In your copy, repeat the records exactly and leave out the pictures.

———

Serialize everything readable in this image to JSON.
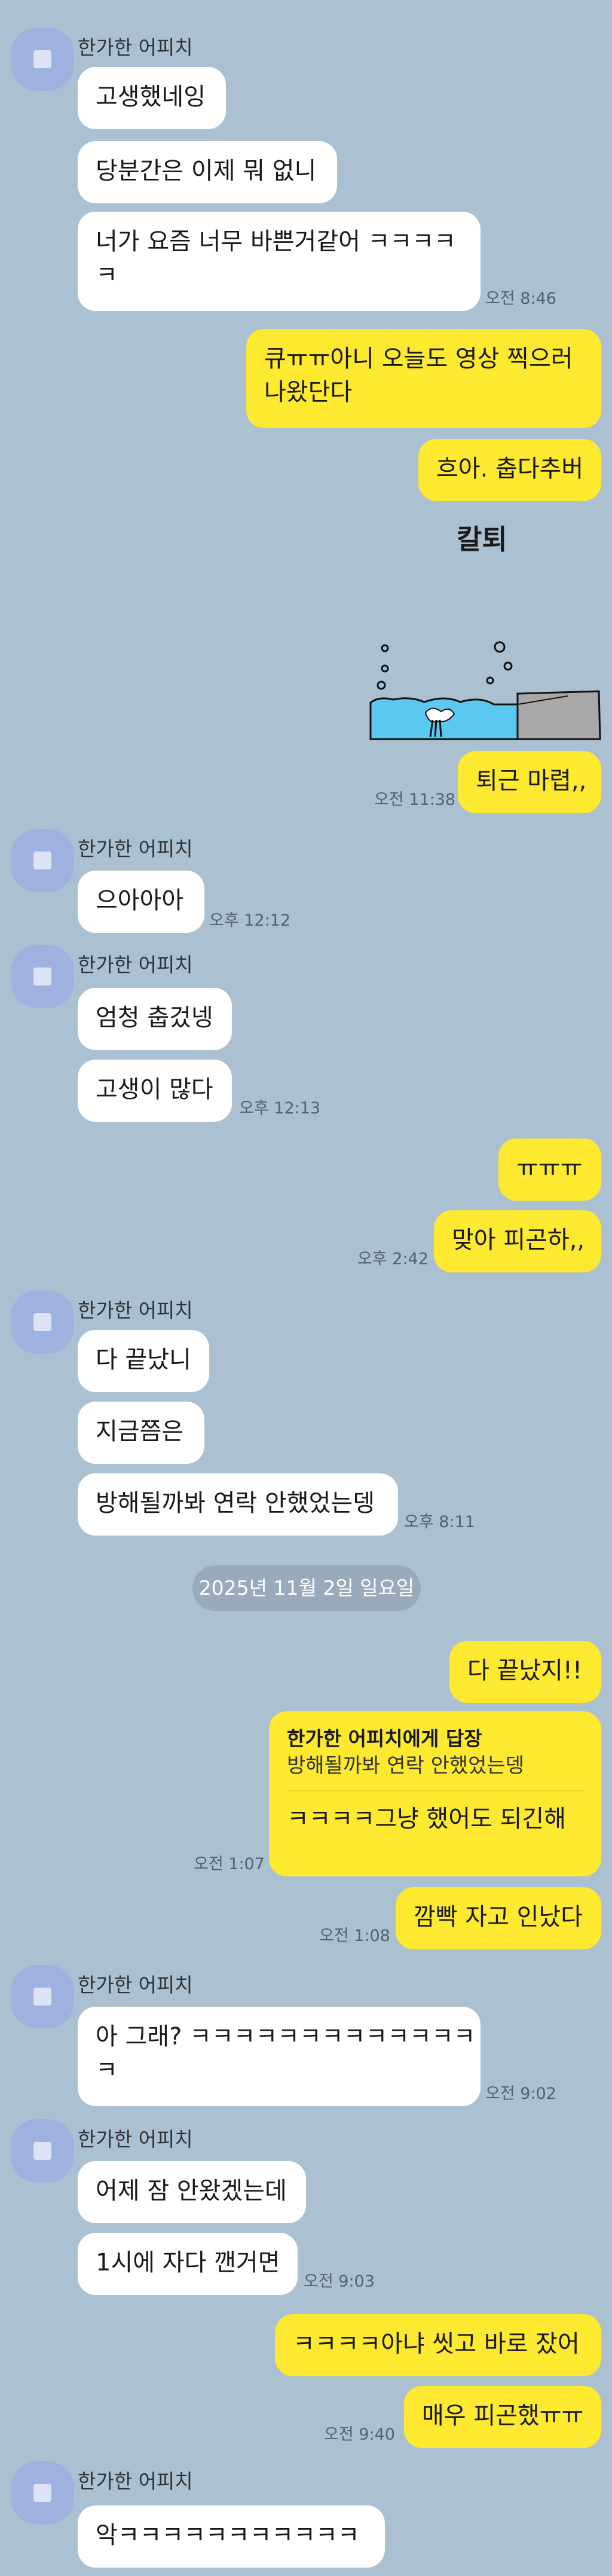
{
  "contact_name": "한가한 어피치",
  "date_divider": "2025년 11월 2일 일요일",
  "messages": {
    "m1": "고생했네잉",
    "m2": "당분간은 이제 뭐 없니",
    "m3a": "너가 요즘 너무 바쁜거같어 ㅋㅋㅋㅋ",
    "m3b": "ㅋ",
    "t1": "오전 8:46",
    "m4a": "큐ㅠㅠ아니 오늘도 영상 찍으러",
    "m4b": "나왔단다",
    "m5": "흐아. 춥다추버",
    "sticker_caption": "칼퇴",
    "m6": "퇴근 마렵,,",
    "t2": "오전 11:38",
    "m7": "으아아아",
    "t3": "오후 12:12",
    "m8": "엄청 춥겄넹",
    "m9": "고생이 많다",
    "t4": "오후 12:13",
    "m10": "ㅠㅠㅠ",
    "m11": "맞아 피곤하,,",
    "t5": "오후 2:42",
    "m12": "다 끝났니",
    "m13": "지금쯤은",
    "m14": "방해될까봐 연락 안했었는뎅",
    "t6": "오후 8:11",
    "m15": "다 끝났지!!",
    "reply_label": "한가한 어피치에게 답장",
    "reply_quote": "방해될까봐 연락 안했었는뎅",
    "reply_text": "ㅋㅋㅋㅋ그냥 했어도 되긴해",
    "t7": "오전 1:07",
    "m16": "깜빡 자고 인났다",
    "t8": "오전 1:08",
    "m17a": "아 그래? ㅋㅋㅋㅋㅋㅋㅋㅋㅋㅋㅋㅋㅋ",
    "m17b": "ㅋ",
    "t9": "오전 9:02",
    "m18": "어제 잠 안왔겠는데",
    "m19": "1시에 자다 깬거면",
    "t10": "오전 9:03",
    "m20": "ㅋㅋㅋㅋ아냐 씻고 바로 잤어",
    "m21": "매우 피곤했ㅠㅠ",
    "t11": "오전 9:40",
    "m22": "악ㅋㅋㅋㅋㅋㅋㅋㅋㅋㅋㅋ"
  },
  "colors": {
    "background": "#abc1d1",
    "my_bubble": "#fde92f",
    "their_bubble": "#ffffff",
    "avatar": "#9fb1de"
  }
}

———

Completed task:
Serialize everything readable in this image to JSON.
{
  "contact_name": "한가한 어피치",
  "date_divider": "2025년 11월 2일 일요일",
  "messages": {
    "m1": "고생했네잉",
    "m2": "당분간은 이제 뭐 없니",
    "m3a": "너가 요즘 너무 바쁜거같어 ㅋㅋㅋㅋ",
    "m3b": "ㅋ",
    "t1": "오전 8:46",
    "m4a": "큐ㅠㅠ아니 오늘도 영상 찍으러",
    "m4b": "나왔단다",
    "m5": "흐아. 춥다추버",
    "sticker_caption": "칼퇴",
    "m6": "퇴근 마렵,,",
    "t2": "오전 11:38",
    "m7": "으아아아",
    "t3": "오후 12:12",
    "m8": "엄청 춥겄넹",
    "m9": "고생이 많다",
    "t4": "오후 12:13",
    "m10": "ㅠㅠㅠ",
    "m11": "맞아 피곤하,,",
    "t5": "오후 2:42",
    "m12": "다 끝났니",
    "m13": "지금쯤은",
    "m14": "방해될까봐 연락 안했었는뎅",
    "t6": "오후 8:11",
    "m15": "다 끝났지!!",
    "reply_label": "한가한 어피치에게 답장",
    "reply_quote": "방해될까봐 연락 안했었는뎅",
    "reply_text": "ㅋㅋㅋㅋ그냥 했어도 되긴해",
    "t7": "오전 1:07",
    "m16": "깜빡 자고 인났다",
    "t8": "오전 1:08",
    "m17a": "아 그래? ㅋㅋㅋㅋㅋㅋㅋㅋㅋㅋㅋㅋㅋ",
    "m17b": "ㅋ",
    "t9": "오전 9:02",
    "m18": "어제 잠 안왔겠는데",
    "m19": "1시에 자다 깬거면",
    "t10": "오전 9:03",
    "m20": "ㅋㅋㅋㅋ아냐 씻고 바로 잤어",
    "m21": "매우 피곤했ㅠㅠ",
    "t11": "오전 9:40",
    "m22": "악ㅋㅋㅋㅋㅋㅋㅋㅋㅋㅋㅋ"
  },
  "colors": {
    "background": "#abc1d1",
    "my_bubble": "#fde92f",
    "their_bubble": "#ffffff",
    "avatar": "#9fb1de"
  }
}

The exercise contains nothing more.